## EXERCISE PROMPT
Reproduce every entry exactly and leave its pictures out.

## begin

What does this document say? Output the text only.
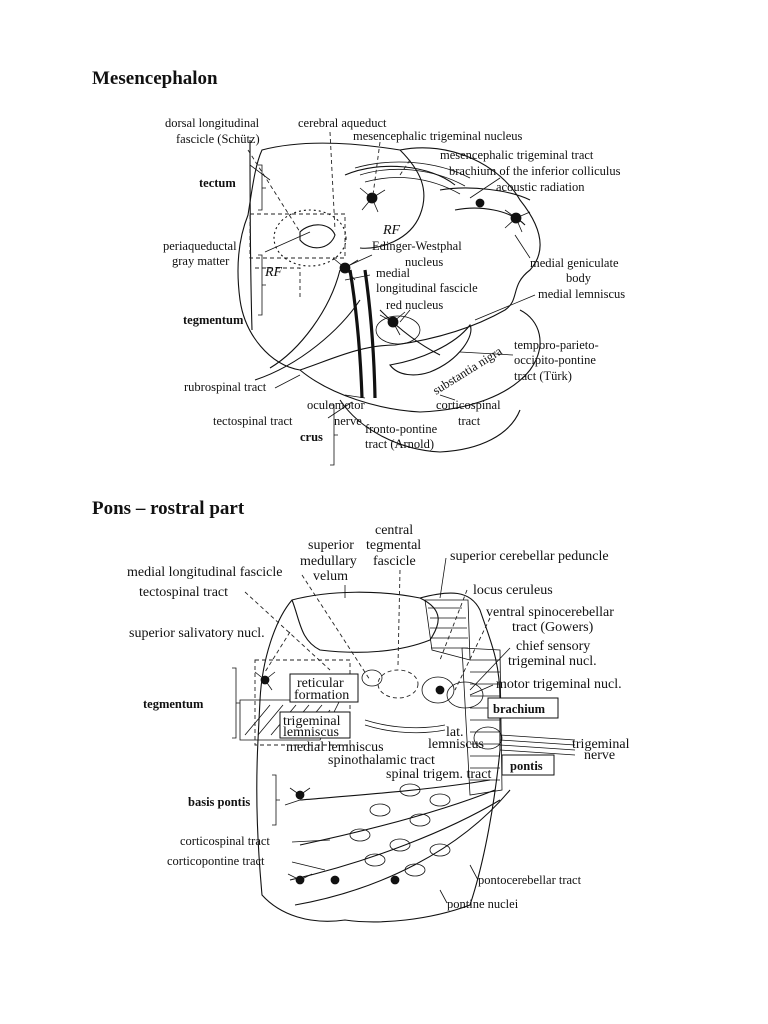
Mesencephalon
dorsal longitudinal
fascicle (Schütz)
cerebral aqueduct
mesencephalic trigeminal nucleus
mesencephalic trigeminal tract
brachium of the inferior colliculus
acoustic radiation
tectum
RF
periaqueductal
gray matter
RF
Edinger-Westphal
nucleus
medial
longitudinal fascicle
red nucleus
medial geniculate
body
medial lemniscus
tegmentum
temporo-parieto-
occipito-pontine
tract (Türk)
substantia nigra
rubrospinal tract
oculomotor
nerve
corticospinal
tract
tectospinal tract
crus
fronto-pontine
tract (Arnold)
Pons – rostral part
central
tegmental
fascicle
superior
medullary
velum
superior cerebellar peduncle
medial longitudinal fascicle
tectospinal tract	locus ceruleus
ventral spinocerebellar
tract (Gowers)
superior salivatory nucl.
chief sensory
trigeminal nucl.
reticular
formation
motor trigeminal nucl.
tegmentum	brachium
trigeminal
lemniscus	lat.
lemniscus	trigeminal
nerve
medial lemniscus
spinothalamic tract	pontis
spinal trigem. tract
basis pontis
corticospinal tract
corticopontine tract
pontocerebellar tract
pontine nuclei
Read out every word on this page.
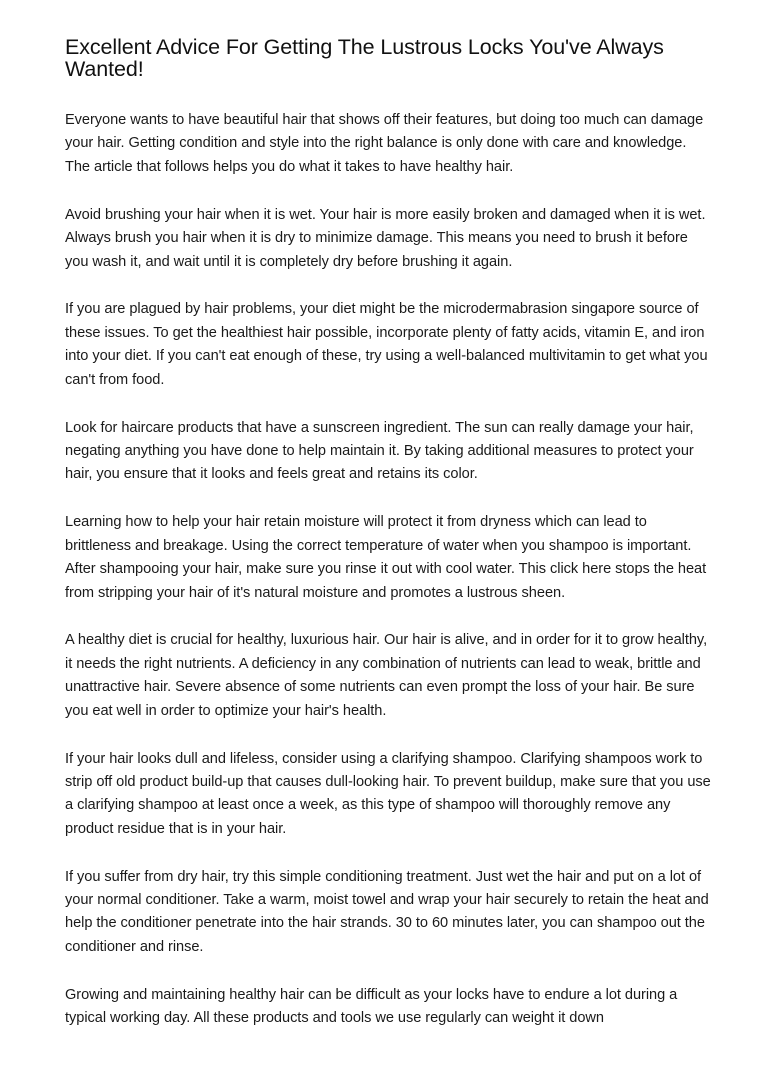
Excellent Advice For Getting The Lustrous Locks You've Always Wanted!

Everyone wants to have beautiful hair that shows off their features, but doing too much can damage your hair. Getting condition and style into the right balance is only done with care and knowledge. The article that follows helps you do what it takes to have healthy hair.

Avoid brushing your hair when it is wet. Your hair is more easily broken and damaged when it is wet. Always brush you hair when it is dry to minimize damage. This means you need to brush it before you wash it, and wait until it is completely dry before brushing it again.

If you are plagued by hair problems, your diet might be the microdermabrasion singapore source of these issues. To get the healthiest hair possible, incorporate plenty of fatty acids, vitamin E, and iron into your diet. If you can't eat enough of these, try using a well-balanced multivitamin to get what you can't from food.

Look for haircare products that have a sunscreen ingredient. The sun can really damage your hair, negating anything you have done to help maintain it. By taking additional measures to protect your hair, you ensure that it looks and feels great and retains its color.

Learning how to help your hair retain moisture will protect it from dryness which can lead to brittleness and breakage. Using the correct temperature of water when you shampoo is important. After shampooing your hair, make sure you rinse it out with cool water. This click here stops the heat from stripping your hair of it's natural moisture and promotes a lustrous sheen.

A healthy diet is crucial for healthy, luxurious hair. Our hair is alive, and in order for it to grow healthy, it needs the right nutrients. A deficiency in any combination of nutrients can lead to weak, brittle and unattractive hair. Severe absence of some nutrients can even prompt the loss of your hair. Be sure you eat well in order to optimize your hair's health.

If your hair looks dull and lifeless, consider using a clarifying shampoo. Clarifying shampoos work to strip off old product build-up that causes dull-looking hair. To prevent buildup, make sure that you use a clarifying shampoo at least once a week, as this type of shampoo will thoroughly remove any product residue that is in your hair.

If you suffer from dry hair, try this simple conditioning treatment. Just wet the hair and put on a lot of your normal conditioner. Take a warm, moist towel and wrap your hair securely to retain the heat and help the conditioner penetrate into the hair strands. 30 to 60 minutes later, you can shampoo out the conditioner and rinse.

Growing and maintaining healthy hair can be difficult as your locks have to endure a lot during a typical working day. All these products and tools we use regularly can weight it down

## end

## RESPONSE TO THE TASK
What does this document say? Output the text only.
Mesencephalon
dorsal longitudinal
fascicle (Schütz)
cerebral aqueduct
mesencephalic trigeminal nucleus
mesencephalic trigeminal tract
brachium of the inferior colliculus
acoustic radiation
tectum
RF
periaqueductal
gray matter
RF
Edinger-Westphal
nucleus
medial
longitudinal fascicle
red nucleus
medial geniculate
body
medial lemniscus
tegmentum
temporo-parieto-
occipito-pontine
tract (Türk)
substantia nigra
rubrospinal tract
oculomotor
nerve
corticospinal
tract
tectospinal tract
crus
fronto-pontine
tract (Arnold)
Pons – rostral part
central
tegmental
fascicle
superior
medullary
velum
superior cerebellar peduncle
medial longitudinal fascicle
tectospinal tract	locus ceruleus
ventral spinocerebellar
tract (Gowers)
superior salivatory nucl.
chief sensory
trigeminal nucl.
reticular
formation
motor trigeminal nucl.
tegmentum	brachium
trigeminal
lemniscus	lat.
lemniscus	trigeminal
nerve
medial lemniscus
spinothalamic tract	pontis
spinal trigem. tract
basis pontis
corticospinal tract
corticopontine tract
pontocerebellar tract
pontine nuclei
Read out every word on this page.
Excellent Advice For Getting The Lustrous Locks You've Always Wanted!

Everyone wants to have beautiful hair that shows off their features, but doing too much can damage your hair. Getting condition and style into the right balance is only done with care and knowledge. The article that follows helps you do what it takes to have healthy hair.

Avoid brushing your hair when it is wet. Your hair is more easily broken and damaged when it is wet. Always brush you hair when it is dry to minimize damage. This means you need to brush it before you wash it, and wait until it is completely dry before brushing it again.

If you are plagued by hair problems, your diet might be the microdermabrasion singapore source of these issues. To get the healthiest hair possible, incorporate plenty of fatty acids, vitamin E, and iron into your diet. If you can't eat enough of these, try using a well-balanced multivitamin to get what you can't from food.

Look for haircare products that have a sunscreen ingredient. The sun can really damage your hair, negating anything you have done to help maintain it. By taking additional measures to protect your hair, you ensure that it looks and feels great and retains its color.

Learning how to help your hair retain moisture will protect it from dryness which can lead to brittleness and breakage. Using the correct temperature of water when you shampoo is important. After shampooing your hair, make sure you rinse it out with cool water. This click here stops the heat from stripping your hair of it's natural moisture and promotes a lustrous sheen.

A healthy diet is crucial for healthy, luxurious hair. Our hair is alive, and in order for it to grow healthy, it needs the right nutrients. A deficiency in any combination of nutrients can lead to weak, brittle and unattractive hair. Severe absence of some nutrients can even prompt the loss of your hair. Be sure you eat well in order to optimize your hair's health.

If your hair looks dull and lifeless, consider using a clarifying shampoo. Clarifying shampoos work to strip off old product build-up that causes dull-looking hair. To prevent buildup, make sure that you use a clarifying shampoo at least once a week, as this type of shampoo will thoroughly remove any product residue that is in your hair.

If you suffer from dry hair, try this simple conditioning treatment. Just wet the hair and put on a lot of your normal conditioner. Take a warm, moist towel and wrap your hair securely to retain the heat and help the conditioner penetrate into the hair strands. 30 to 60 minutes later, you can shampoo out the conditioner and rinse.

Growing and maintaining healthy hair can be difficult as your locks have to endure a lot during a typical working day. All these products and tools we use regularly can weight it down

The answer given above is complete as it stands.